• **What you will do**:
Repeat the material exactly, every line of it.

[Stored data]
════

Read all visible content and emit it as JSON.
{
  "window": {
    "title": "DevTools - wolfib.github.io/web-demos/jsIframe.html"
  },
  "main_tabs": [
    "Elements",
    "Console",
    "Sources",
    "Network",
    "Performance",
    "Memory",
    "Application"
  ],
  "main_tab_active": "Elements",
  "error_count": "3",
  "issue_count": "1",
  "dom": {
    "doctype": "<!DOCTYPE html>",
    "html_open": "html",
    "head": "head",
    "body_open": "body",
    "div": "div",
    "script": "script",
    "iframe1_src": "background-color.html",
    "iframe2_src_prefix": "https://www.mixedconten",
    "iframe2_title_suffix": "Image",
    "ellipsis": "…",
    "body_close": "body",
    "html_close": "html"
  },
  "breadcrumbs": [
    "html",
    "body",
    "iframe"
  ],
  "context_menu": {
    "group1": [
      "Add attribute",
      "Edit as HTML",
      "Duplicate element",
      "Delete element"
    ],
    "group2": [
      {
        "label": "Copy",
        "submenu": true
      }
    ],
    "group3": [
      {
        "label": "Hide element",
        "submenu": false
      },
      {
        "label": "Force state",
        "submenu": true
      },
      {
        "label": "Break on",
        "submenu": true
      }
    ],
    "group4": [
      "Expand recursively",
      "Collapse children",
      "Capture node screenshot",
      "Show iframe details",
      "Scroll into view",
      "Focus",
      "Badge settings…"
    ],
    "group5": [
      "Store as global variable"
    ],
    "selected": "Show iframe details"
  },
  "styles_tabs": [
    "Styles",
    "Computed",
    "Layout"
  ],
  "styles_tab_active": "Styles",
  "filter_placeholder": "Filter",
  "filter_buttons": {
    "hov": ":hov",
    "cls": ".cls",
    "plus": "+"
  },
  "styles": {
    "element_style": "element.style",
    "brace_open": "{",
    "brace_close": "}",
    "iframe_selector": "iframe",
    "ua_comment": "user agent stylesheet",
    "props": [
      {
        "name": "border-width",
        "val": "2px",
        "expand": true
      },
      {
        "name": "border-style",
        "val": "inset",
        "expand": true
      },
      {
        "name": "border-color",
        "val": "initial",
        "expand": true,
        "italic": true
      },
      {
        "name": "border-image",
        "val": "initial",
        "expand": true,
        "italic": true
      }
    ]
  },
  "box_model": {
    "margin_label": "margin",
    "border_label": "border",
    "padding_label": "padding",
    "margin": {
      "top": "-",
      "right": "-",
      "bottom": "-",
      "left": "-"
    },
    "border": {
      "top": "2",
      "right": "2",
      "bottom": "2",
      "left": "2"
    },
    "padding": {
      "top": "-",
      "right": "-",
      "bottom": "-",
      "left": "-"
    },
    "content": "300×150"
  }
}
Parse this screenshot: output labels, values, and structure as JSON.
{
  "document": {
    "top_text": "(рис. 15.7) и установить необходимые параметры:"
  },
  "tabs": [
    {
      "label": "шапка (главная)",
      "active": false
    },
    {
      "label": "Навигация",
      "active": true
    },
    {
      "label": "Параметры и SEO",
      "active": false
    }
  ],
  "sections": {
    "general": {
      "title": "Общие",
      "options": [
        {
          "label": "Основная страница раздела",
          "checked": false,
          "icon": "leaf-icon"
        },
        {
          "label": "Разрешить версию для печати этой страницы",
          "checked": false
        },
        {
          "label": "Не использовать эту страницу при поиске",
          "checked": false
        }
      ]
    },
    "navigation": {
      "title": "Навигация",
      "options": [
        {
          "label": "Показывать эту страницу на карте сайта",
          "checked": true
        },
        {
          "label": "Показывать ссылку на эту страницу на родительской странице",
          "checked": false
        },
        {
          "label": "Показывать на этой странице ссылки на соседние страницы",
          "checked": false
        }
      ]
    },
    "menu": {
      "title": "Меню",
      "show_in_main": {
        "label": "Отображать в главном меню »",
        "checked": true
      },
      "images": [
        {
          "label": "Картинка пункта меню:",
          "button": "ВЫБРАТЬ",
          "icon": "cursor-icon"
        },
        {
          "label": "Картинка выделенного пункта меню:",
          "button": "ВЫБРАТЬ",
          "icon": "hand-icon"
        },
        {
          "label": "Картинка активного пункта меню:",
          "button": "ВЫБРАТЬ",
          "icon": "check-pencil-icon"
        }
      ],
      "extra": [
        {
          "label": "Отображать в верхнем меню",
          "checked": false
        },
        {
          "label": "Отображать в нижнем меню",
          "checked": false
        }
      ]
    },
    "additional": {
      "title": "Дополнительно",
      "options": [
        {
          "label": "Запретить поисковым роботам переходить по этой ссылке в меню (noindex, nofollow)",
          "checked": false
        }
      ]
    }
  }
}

════

• **Task result**:
Read all visible content and emit it as JSON.
{
  "window": {
    "title": "DevTools - wolfib.github.io/web-demos/jsIframe.html"
  },
  "main_tabs": [
    "Elements",
    "Console",
    "Sources",
    "Network",
    "Performance",
    "Memory",
    "Application"
  ],
  "main_tab_active": "Elements",
  "error_count": "3",
  "issue_count": "1",
  "dom": {
    "doctype": "<!DOCTYPE html>",
    "html_open": "html",
    "head": "head",
    "body_open": "body",
    "div": "div",
    "script": "script",
    "iframe1_src": "background-color.html",
    "iframe2_src_prefix": "https://www.mixedconten",
    "iframe2_title_suffix": "Image",
    "ellipsis": "…",
    "body_close": "body",
    "html_close": "html"
  },
  "breadcrumbs": [
    "html",
    "body",
    "iframe"
  ],
  "context_menu": {
    "group1": [
      "Add attribute",
      "Edit as HTML",
      "Duplicate element",
      "Delete element"
    ],
    "group2": [
      {
        "label": "Copy",
        "submenu": true
      }
    ],
    "group3": [
      {
        "label": "Hide element",
        "submenu": false
      },
      {
        "label": "Force state",
        "submenu": true
      },
      {
        "label": "Break on",
        "submenu": true
      }
    ],
    "group4": [
      "Expand recursively",
      "Collapse children",
      "Capture node screenshot",
      "Show iframe details",
      "Scroll into view",
      "Focus",
      "Badge settings…"
    ],
    "group5": [
      "Store as global variable"
    ],
    "selected": "Show iframe details"
  },
  "styles_tabs": [
    "Styles",
    "Computed",
    "Layout"
  ],
  "styles_tab_active": "Styles",
  "filter_placeholder": "Filter",
  "filter_buttons": {
    "hov": ":hov",
    "cls": ".cls",
    "plus": "+"
  },
  "styles": {
    "element_style": "element.style",
    "brace_open": "{",
    "brace_close": "}",
    "iframe_selector": "iframe",
    "ua_comment": "user agent stylesheet",
    "props": [
      {
        "name": "border-width",
        "val": "2px",
        "expand": true
      },
      {
        "name": "border-style",
        "val": "inset",
        "expand": true
      },
      {
        "name": "border-color",
        "val": "initial",
        "expand": true,
        "italic": true
      },
      {
        "name": "border-image",
        "val": "initial",
        "expand": true,
        "italic": true
      }
    ]
  },
  "box_model": {
    "margin_label": "margin",
    "border_label": "border",
    "padding_label": "padding",
    "margin": {
      "top": "-",
      "right": "-",
      "bottom": "-",
      "left": "-"
    },
    "border": {
      "top": "2",
      "right": "2",
      "bottom": "2",
      "left": "2"
    },
    "padding": {
      "top": "-",
      "right": "-",
      "bottom": "-",
      "left": "-"
    },
    "content": "300×150"
  }
}
Parse this screenshot: output labels, values, and structure as JSON.
{
  "document": {
    "top_text": "(рис. 15.7) и установить необходимые параметры:"
  },
  "tabs": [
    {
      "label": "шапка (главная)",
      "active": false
    },
    {
      "label": "Навигация",
      "active": true
    },
    {
      "label": "Параметры и SEO",
      "active": false
    }
  ],
  "sections": {
    "general": {
      "title": "Общие",
      "options": [
        {
          "label": "Основная страница раздела",
          "checked": false,
          "icon": "leaf-icon"
        },
        {
          "label": "Разрешить версию для печати этой страницы",
          "checked": false
        },
        {
          "label": "Не использовать эту страницу при поиске",
          "checked": false
        }
      ]
    },
    "navigation": {
      "title": "Навигация",
      "options": [
        {
          "label": "Показывать эту страницу на карте сайта",
          "checked": true
        },
        {
          "label": "Показывать ссылку на эту страницу на родительской странице",
          "checked": false
        },
        {
          "label": "Показывать на этой странице ссылки на соседние страницы",
          "checked": false
        }
      ]
    },
    "menu": {
      "title": "Меню",
      "show_in_main": {
        "label": "Отображать в главном меню »",
        "checked": true
      },
      "images": [
        {
          "label": "Картинка пункта меню:",
          "button": "ВЫБРАТЬ",
          "icon": "cursor-icon"
        },
        {
          "label": "Картинка выделенного пункта меню:",
          "button": "ВЫБРАТЬ",
          "icon": "hand-icon"
        },
        {
          "label": "Картинка активного пункта меню:",
          "button": "ВЫБРАТЬ",
          "icon": "check-pencil-icon"
        }
      ],
      "extra": [
        {
          "label": "Отображать в верхнем меню",
          "checked": false
        },
        {
          "label": "Отображать в нижнем меню",
          "checked": false
        }
      ]
    },
    "additional": {
      "title": "Дополнительно",
      "options": [
        {
          "label": "Запретить поисковым роботам переходить по этой ссылке в меню (noindex, nofollow)",
          "checked": false
        }
      ]
    }
  }
}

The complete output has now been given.